Omit all pictures and give the records below again exactly as written.

* begin EXERCISE INPUT *

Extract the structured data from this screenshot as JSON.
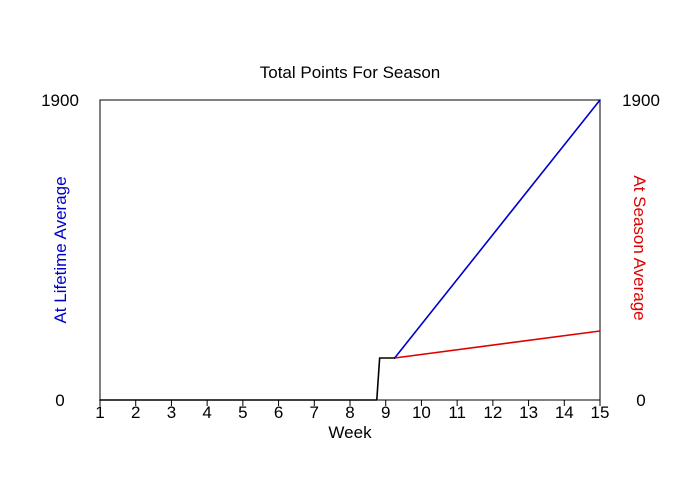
{
  "chart_data": {
    "type": "line",
    "title": "Total Points For Season",
    "xlabel": "Week",
    "ylabel_left": "At Lifetime Average",
    "ylabel_right": "At Season Average",
    "xlim": [
      1,
      15
    ],
    "ylim": [
      0,
      1900
    ],
    "x_ticks": [
      "1",
      "2",
      "3",
      "4",
      "5",
      "6",
      "7",
      "8",
      "9",
      "10",
      "11",
      "12",
      "13",
      "14",
      "15"
    ],
    "y_tick_labels_left": [
      "0",
      "1900"
    ],
    "y_tick_labels_right": [
      "0",
      "1900"
    ],
    "grid": false,
    "legend": "none",
    "series": [
      {
        "color": "#0000cc",
        "x": [
          9.25,
          15
        ],
        "y": [
          266,
          1900
        ]
      },
      {
        "color": "#dd0000",
        "x": [
          9.25,
          15
        ],
        "y": [
          266,
          437
        ]
      },
      {
        "color": "#000000",
        "x": [
          1,
          8.75,
          8.83,
          9.25
        ],
        "y": [
          0,
          0,
          266,
          266
        ]
      }
    ],
    "colors": {
      "left_label": "#0000cc",
      "right_label": "#dd0000",
      "axis": "#000000"
    }
  }
}
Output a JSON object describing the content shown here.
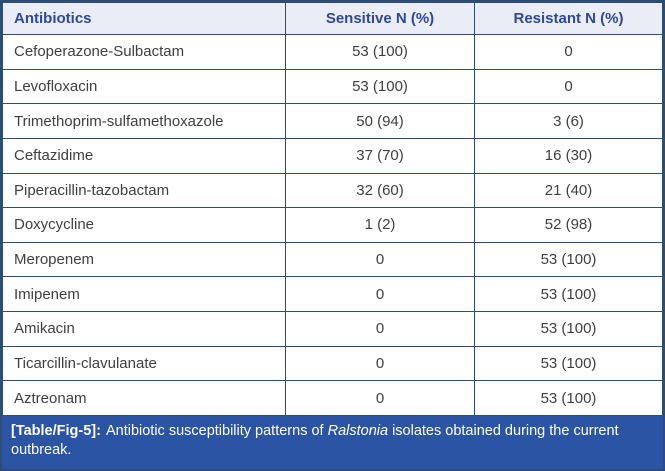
{
  "colors": {
    "grid_border": "#2e4d73",
    "header_bg": "#ebedf6",
    "header_text": "#2f4898",
    "body_text": "#3f3f3f",
    "caption_bg": "#2b55a4",
    "caption_text": "#ffffff"
  },
  "table": {
    "columns": [
      "Antibiotics",
      "Sensitive N (%)",
      "Resistant N (%)"
    ],
    "rows": [
      {
        "antibiotic": "Cefoperazone-Sulbactam",
        "sensitive": "53 (100)",
        "resistant": "0"
      },
      {
        "antibiotic": "Levofloxacin",
        "sensitive": "53 (100)",
        "resistant": "0"
      },
      {
        "antibiotic": "Trimethoprim-sulfamethoxazole",
        "sensitive": "50 (94)",
        "resistant": "3 (6)"
      },
      {
        "antibiotic": "Ceftazidime",
        "sensitive": "37 (70)",
        "resistant": "16 (30)"
      },
      {
        "antibiotic": "Piperacillin-tazobactam",
        "sensitive": "32 (60)",
        "resistant": "21 (40)"
      },
      {
        "antibiotic": "Doxycycline",
        "sensitive": "1 (2)",
        "resistant": "52 (98)"
      },
      {
        "antibiotic": "Meropenem",
        "sensitive": "0",
        "resistant": "53 (100)"
      },
      {
        "antibiotic": "Imipenem",
        "sensitive": "0",
        "resistant": "53 (100)"
      },
      {
        "antibiotic": "Amikacin",
        "sensitive": "0",
        "resistant": "53 (100)"
      },
      {
        "antibiotic": "Ticarcillin-clavulanate",
        "sensitive": "0",
        "resistant": "53 (100)"
      },
      {
        "antibiotic": "Aztreonam",
        "sensitive": "0",
        "resistant": "53 (100)"
      }
    ]
  },
  "caption": {
    "label": "[Table/Fig-5]:",
    "text_before_italic": "Antibiotic susceptibility patterns of",
    "italic_term": "Ralstonia",
    "text_after_italic": "isolates obtained during the current outbreak."
  }
}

* end EXERCISE INPUT *

• **THE SOLUTION**
Extract the structured data from this screenshot as JSON.
{
  "chart_data": {
    "type": "line",
    "title": "Total Points For Season",
    "xlabel": "Week",
    "ylabel_left": "At Lifetime Average",
    "ylabel_right": "At Season Average",
    "xlim": [
      1,
      15
    ],
    "ylim": [
      0,
      1900
    ],
    "x_ticks": [
      "1",
      "2",
      "3",
      "4",
      "5",
      "6",
      "7",
      "8",
      "9",
      "10",
      "11",
      "12",
      "13",
      "14",
      "15"
    ],
    "y_tick_labels_left": [
      "0",
      "1900"
    ],
    "y_tick_labels_right": [
      "0",
      "1900"
    ],
    "grid": false,
    "legend": "none",
    "series": [
      {
        "color": "#0000cc",
        "x": [
          9.25,
          15
        ],
        "y": [
          266,
          1900
        ]
      },
      {
        "color": "#dd0000",
        "x": [
          9.25,
          15
        ],
        "y": [
          266,
          437
        ]
      },
      {
        "color": "#000000",
        "x": [
          1,
          8.75,
          8.83,
          9.25
        ],
        "y": [
          0,
          0,
          266,
          266
        ]
      }
    ],
    "colors": {
      "left_label": "#0000cc",
      "right_label": "#dd0000",
      "axis": "#000000"
    }
  }
}
Output a JSON object describing the content shown here.
{
  "colors": {
    "grid_border": "#2e4d73",
    "header_bg": "#ebedf6",
    "header_text": "#2f4898",
    "body_text": "#3f3f3f",
    "caption_bg": "#2b55a4",
    "caption_text": "#ffffff"
  },
  "table": {
    "columns": [
      "Antibiotics",
      "Sensitive N (%)",
      "Resistant N (%)"
    ],
    "rows": [
      {
        "antibiotic": "Cefoperazone-Sulbactam",
        "sensitive": "53 (100)",
        "resistant": "0"
      },
      {
        "antibiotic": "Levofloxacin",
        "sensitive": "53 (100)",
        "resistant": "0"
      },
      {
        "antibiotic": "Trimethoprim-sulfamethoxazole",
        "sensitive": "50 (94)",
        "resistant": "3 (6)"
      },
      {
        "antibiotic": "Ceftazidime",
        "sensitive": "37 (70)",
        "resistant": "16 (30)"
      },
      {
        "antibiotic": "Piperacillin-tazobactam",
        "sensitive": "32 (60)",
        "resistant": "21 (40)"
      },
      {
        "antibiotic": "Doxycycline",
        "sensitive": "1 (2)",
        "resistant": "52 (98)"
      },
      {
        "antibiotic": "Meropenem",
        "sensitive": "0",
        "resistant": "53 (100)"
      },
      {
        "antibiotic": "Imipenem",
        "sensitive": "0",
        "resistant": "53 (100)"
      },
      {
        "antibiotic": "Amikacin",
        "sensitive": "0",
        "resistant": "53 (100)"
      },
      {
        "antibiotic": "Ticarcillin-clavulanate",
        "sensitive": "0",
        "resistant": "53 (100)"
      },
      {
        "antibiotic": "Aztreonam",
        "sensitive": "0",
        "resistant": "53 (100)"
      }
    ]
  },
  "caption": {
    "label": "[Table/Fig-5]:",
    "text_before_italic": "Antibiotic susceptibility patterns of",
    "italic_term": "Ralstonia",
    "text_after_italic": "isolates obtained during the current outbreak."
  }
}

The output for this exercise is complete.